Collected data entries
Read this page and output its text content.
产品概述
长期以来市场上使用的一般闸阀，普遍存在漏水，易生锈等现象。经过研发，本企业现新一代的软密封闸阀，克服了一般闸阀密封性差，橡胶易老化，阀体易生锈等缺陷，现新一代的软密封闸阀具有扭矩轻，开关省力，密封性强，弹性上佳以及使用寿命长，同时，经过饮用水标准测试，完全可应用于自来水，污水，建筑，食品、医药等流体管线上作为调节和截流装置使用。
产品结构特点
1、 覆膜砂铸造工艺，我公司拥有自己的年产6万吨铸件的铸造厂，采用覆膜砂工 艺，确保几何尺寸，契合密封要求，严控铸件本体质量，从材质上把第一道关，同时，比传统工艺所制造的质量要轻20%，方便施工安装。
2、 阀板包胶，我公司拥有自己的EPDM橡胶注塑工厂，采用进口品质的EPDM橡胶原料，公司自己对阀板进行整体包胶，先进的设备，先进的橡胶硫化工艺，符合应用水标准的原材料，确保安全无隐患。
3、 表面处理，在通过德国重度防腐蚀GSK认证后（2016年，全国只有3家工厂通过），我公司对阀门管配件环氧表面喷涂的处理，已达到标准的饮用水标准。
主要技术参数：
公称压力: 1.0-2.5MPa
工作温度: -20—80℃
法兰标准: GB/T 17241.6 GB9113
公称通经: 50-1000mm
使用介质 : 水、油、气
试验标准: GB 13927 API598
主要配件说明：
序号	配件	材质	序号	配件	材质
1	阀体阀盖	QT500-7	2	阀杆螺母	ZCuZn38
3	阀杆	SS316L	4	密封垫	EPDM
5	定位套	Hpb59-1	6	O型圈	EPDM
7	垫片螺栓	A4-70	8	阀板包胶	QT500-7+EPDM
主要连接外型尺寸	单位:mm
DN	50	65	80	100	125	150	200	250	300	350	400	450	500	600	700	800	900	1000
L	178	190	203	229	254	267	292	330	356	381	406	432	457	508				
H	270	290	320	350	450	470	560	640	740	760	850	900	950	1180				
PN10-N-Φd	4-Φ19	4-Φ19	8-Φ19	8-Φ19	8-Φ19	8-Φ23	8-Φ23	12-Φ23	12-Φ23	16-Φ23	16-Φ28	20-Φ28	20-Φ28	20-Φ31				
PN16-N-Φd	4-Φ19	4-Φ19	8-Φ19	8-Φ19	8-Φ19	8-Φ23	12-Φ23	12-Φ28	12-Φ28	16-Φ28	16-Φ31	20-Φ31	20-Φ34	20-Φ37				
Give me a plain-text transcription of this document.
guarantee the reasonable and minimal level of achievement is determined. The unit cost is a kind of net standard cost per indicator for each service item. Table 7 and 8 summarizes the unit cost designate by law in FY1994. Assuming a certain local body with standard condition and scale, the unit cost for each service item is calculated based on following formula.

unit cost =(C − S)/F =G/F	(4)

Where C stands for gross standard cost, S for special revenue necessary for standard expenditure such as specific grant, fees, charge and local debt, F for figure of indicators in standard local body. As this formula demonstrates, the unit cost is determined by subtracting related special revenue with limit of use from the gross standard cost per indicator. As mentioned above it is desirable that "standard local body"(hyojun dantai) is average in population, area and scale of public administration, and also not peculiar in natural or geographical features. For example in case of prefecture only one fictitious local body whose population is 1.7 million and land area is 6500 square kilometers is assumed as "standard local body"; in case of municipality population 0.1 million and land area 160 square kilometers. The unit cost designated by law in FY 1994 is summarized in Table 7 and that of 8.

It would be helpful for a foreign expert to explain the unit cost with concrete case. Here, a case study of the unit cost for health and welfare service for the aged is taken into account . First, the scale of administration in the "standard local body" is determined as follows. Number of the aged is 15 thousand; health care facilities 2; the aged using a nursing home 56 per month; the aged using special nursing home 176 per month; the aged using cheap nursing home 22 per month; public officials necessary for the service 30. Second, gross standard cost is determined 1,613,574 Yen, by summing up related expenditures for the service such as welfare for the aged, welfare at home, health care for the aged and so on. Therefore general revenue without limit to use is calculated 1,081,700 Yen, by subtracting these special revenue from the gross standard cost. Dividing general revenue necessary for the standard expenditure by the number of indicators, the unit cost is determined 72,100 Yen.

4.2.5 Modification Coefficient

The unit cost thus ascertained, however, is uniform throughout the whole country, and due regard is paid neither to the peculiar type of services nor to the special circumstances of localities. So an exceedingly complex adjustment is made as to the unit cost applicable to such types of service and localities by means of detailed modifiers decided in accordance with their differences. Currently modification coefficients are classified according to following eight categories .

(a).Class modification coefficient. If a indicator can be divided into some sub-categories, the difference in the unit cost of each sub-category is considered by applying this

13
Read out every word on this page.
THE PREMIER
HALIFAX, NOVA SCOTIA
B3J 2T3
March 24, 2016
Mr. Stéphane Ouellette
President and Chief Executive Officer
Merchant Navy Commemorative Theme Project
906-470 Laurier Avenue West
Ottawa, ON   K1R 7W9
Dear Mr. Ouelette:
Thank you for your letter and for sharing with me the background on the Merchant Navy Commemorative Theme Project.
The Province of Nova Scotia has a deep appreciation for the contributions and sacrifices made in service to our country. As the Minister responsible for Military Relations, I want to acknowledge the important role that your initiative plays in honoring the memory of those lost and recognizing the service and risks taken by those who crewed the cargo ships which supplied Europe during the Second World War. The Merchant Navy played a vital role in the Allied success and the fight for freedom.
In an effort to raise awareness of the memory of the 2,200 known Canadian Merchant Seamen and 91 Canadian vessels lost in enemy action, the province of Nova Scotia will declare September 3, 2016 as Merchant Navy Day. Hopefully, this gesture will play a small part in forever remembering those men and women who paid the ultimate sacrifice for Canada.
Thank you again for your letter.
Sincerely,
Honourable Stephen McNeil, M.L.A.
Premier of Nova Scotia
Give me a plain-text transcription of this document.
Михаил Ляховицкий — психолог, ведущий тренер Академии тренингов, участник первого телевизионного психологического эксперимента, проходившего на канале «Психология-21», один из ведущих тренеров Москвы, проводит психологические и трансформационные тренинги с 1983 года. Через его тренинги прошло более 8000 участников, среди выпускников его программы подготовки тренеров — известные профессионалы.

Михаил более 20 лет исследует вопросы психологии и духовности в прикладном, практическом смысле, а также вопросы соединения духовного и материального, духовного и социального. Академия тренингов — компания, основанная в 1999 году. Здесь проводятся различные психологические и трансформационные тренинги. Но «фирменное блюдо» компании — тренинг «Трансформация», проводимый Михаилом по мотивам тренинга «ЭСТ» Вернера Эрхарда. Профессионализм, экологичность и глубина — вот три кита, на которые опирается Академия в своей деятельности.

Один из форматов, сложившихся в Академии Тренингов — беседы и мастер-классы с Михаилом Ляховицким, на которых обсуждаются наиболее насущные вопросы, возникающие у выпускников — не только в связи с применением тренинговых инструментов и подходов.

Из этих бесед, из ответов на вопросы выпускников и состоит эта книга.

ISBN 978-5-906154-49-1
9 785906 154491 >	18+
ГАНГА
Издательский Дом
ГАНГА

§ **Instruction**: Take the entries and copy them out exactly.

§ **The output**:
Read this page and output its text content.
产品概述
长期以来市场上使用的一般闸阀，普遍存在漏水，易生锈等现象。经过研发，本企业现新一代的软密封闸阀，克服了一般闸阀密封性差，橡胶易老化，阀体易生锈等缺陷，现新一代的软密封闸阀具有扭矩轻，开关省力，密封性强，弹性上佳以及使用寿命长，同时，经过饮用水标准测试，完全可应用于自来水，污水，建筑，食品、医药等流体管线上作为调节和截流装置使用。
产品结构特点
1、 覆膜砂铸造工艺，我公司拥有自己的年产6万吨铸件的铸造厂，采用覆膜砂工 艺，确保几何尺寸，契合密封要求，严控铸件本体质量，从材质上把第一道关，同时，比传统工艺所制造的质量要轻20%，方便施工安装。
2、 阀板包胶，我公司拥有自己的EPDM橡胶注塑工厂，采用进口品质的EPDM橡胶原料，公司自己对阀板进行整体包胶，先进的设备，先进的橡胶硫化工艺，符合应用水标准的原材料，确保安全无隐患。
3、 表面处理，在通过德国重度防腐蚀GSK认证后（2016年，全国只有3家工厂通过），我公司对阀门管配件环氧表面喷涂的处理，已达到标准的饮用水标准。
主要技术参数：
公称压力: 1.0-2.5MPa
工作温度: -20—80℃
法兰标准: GB/T 17241.6 GB9113
公称通经: 50-1000mm
使用介质 : 水、油、气
试验标准: GB 13927 API598
主要配件说明：
序号	配件	材质	序号	配件	材质
1	阀体阀盖	QT500-7	2	阀杆螺母	ZCuZn38
3	阀杆	SS316L	4	密封垫	EPDM
5	定位套	Hpb59-1	6	O型圈	EPDM
7	垫片螺栓	A4-70	8	阀板包胶	QT500-7+EPDM
主要连接外型尺寸	单位:mm
DN	50	65	80	100	125	150	200	250	300	350	400	450	500	600	700	800	900	1000
L	178	190	203	229	254	267	292	330	356	381	406	432	457	508				
H	270	290	320	350	450	470	560	640	740	760	850	900	950	1180				
PN10-N-Φd	4-Φ19	4-Φ19	8-Φ19	8-Φ19	8-Φ19	8-Φ23	8-Φ23	12-Φ23	12-Φ23	16-Φ23	16-Φ28	20-Φ28	20-Φ28	20-Φ31				
PN16-N-Φd	4-Φ19	4-Φ19	8-Φ19	8-Φ19	8-Φ19	8-Φ23	12-Φ23	12-Φ28	12-Φ28	16-Φ28	16-Φ31	20-Φ31	20-Φ34	20-Φ37				
Give me a plain-text transcription of this document.
guarantee the reasonable and minimal level of achievement is determined. The unit cost is a kind of net standard cost per indicator for each service item. Table 7 and 8 summarizes the unit cost designate by law in FY1994. Assuming a certain local body with standard condition and scale, the unit cost for each service item is calculated based on following formula.

unit cost =(C − S)/F =G/F	(4)

Where C stands for gross standard cost, S for special revenue necessary for standard expenditure such as specific grant, fees, charge and local debt, F for figure of indicators in standard local body. As this formula demonstrates, the unit cost is determined by subtracting related special revenue with limit of use from the gross standard cost per indicator. As mentioned above it is desirable that "standard local body"(hyojun dantai) is average in population, area and scale of public administration, and also not peculiar in natural or geographical features. For example in case of prefecture only one fictitious local body whose population is 1.7 million and land area is 6500 square kilometers is assumed as "standard local body"; in case of municipality population 0.1 million and land area 160 square kilometers. The unit cost designated by law in FY 1994 is summarized in Table 7 and that of 8.

It would be helpful for a foreign expert to explain the unit cost with concrete case. Here, a case study of the unit cost for health and welfare service for the aged is taken into account . First, the scale of administration in the "standard local body" is determined as follows. Number of the aged is 15 thousand; health care facilities 2; the aged using a nursing home 56 per month; the aged using special nursing home 176 per month; the aged using cheap nursing home 22 per month; public officials necessary for the service 30. Second, gross standard cost is determined 1,613,574 Yen, by summing up related expenditures for the service such as welfare for the aged, welfare at home, health care for the aged and so on. Therefore general revenue without limit to use is calculated 1,081,700 Yen, by subtracting these special revenue from the gross standard cost. Dividing general revenue necessary for the standard expenditure by the number of indicators, the unit cost is determined 72,100 Yen.

4.2.5 Modification Coefficient

The unit cost thus ascertained, however, is uniform throughout the whole country, and due regard is paid neither to the peculiar type of services nor to the special circumstances of localities. So an exceedingly complex adjustment is made as to the unit cost applicable to such types of service and localities by means of detailed modifiers decided in accordance with their differences. Currently modification coefficients are classified according to following eight categories .

(a).Class modification coefficient. If a indicator can be divided into some sub-categories, the difference in the unit cost of each sub-category is considered by applying this

13
Read out every word on this page.
THE PREMIER
HALIFAX, NOVA SCOTIA
B3J 2T3
March 24, 2016
Mr. Stéphane Ouellette
President and Chief Executive Officer
Merchant Navy Commemorative Theme Project
906-470 Laurier Avenue West
Ottawa, ON   K1R 7W9
Dear Mr. Ouelette:
Thank you for your letter and for sharing with me the background on the Merchant Navy Commemorative Theme Project.
The Province of Nova Scotia has a deep appreciation for the contributions and sacrifices made in service to our country. As the Minister responsible for Military Relations, I want to acknowledge the important role that your initiative plays in honoring the memory of those lost and recognizing the service and risks taken by those who crewed the cargo ships which supplied Europe during the Second World War. The Merchant Navy played a vital role in the Allied success and the fight for freedom.
In an effort to raise awareness of the memory of the 2,200 known Canadian Merchant Seamen and 91 Canadian vessels lost in enemy action, the province of Nova Scotia will declare September 3, 2016 as Merchant Navy Day. Hopefully, this gesture will play a small part in forever remembering those men and women who paid the ultimate sacrifice for Canada.
Thank you again for your letter.
Sincerely,
Honourable Stephen McNeil, M.L.A.
Premier of Nova Scotia
Give me a plain-text transcription of this document.
Михаил Ляховицкий — психолог, ведущий тренер Академии тренингов, участник первого телевизионного психологического эксперимента, проходившего на канале «Психология-21», один из ведущих тренеров Москвы, проводит психологические и трансформационные тренинги с 1983 года. Через его тренинги прошло более 8000 участников, среди выпускников его программы подготовки тренеров — известные профессионалы.

Михаил более 20 лет исследует вопросы психологии и духовности в прикладном, практическом смысле, а также вопросы соединения духовного и материального, духовного и социального. Академия тренингов — компания, основанная в 1999 году. Здесь проводятся различные психологические и трансформационные тренинги. Но «фирменное блюдо» компании — тренинг «Трансформация», проводимый Михаилом по мотивам тренинга «ЭСТ» Вернера Эрхарда. Профессионализм, экологичность и глубина — вот три кита, на которые опирается Академия в своей деятельности.

Один из форматов, сложившихся в Академии Тренингов — беседы и мастер-классы с Михаилом Ляховицким, на которых обсуждаются наиболее насущные вопросы, возникающие у выпускников — не только в связи с применением тренинговых инструментов и подходов.

Из этих бесед, из ответов на вопросы выпускников и состоит эта книга.

ISBN 978-5-906154-49-1
9 785906 154491 >	18+
ГАНГА
Издательский Дом
ГАНГА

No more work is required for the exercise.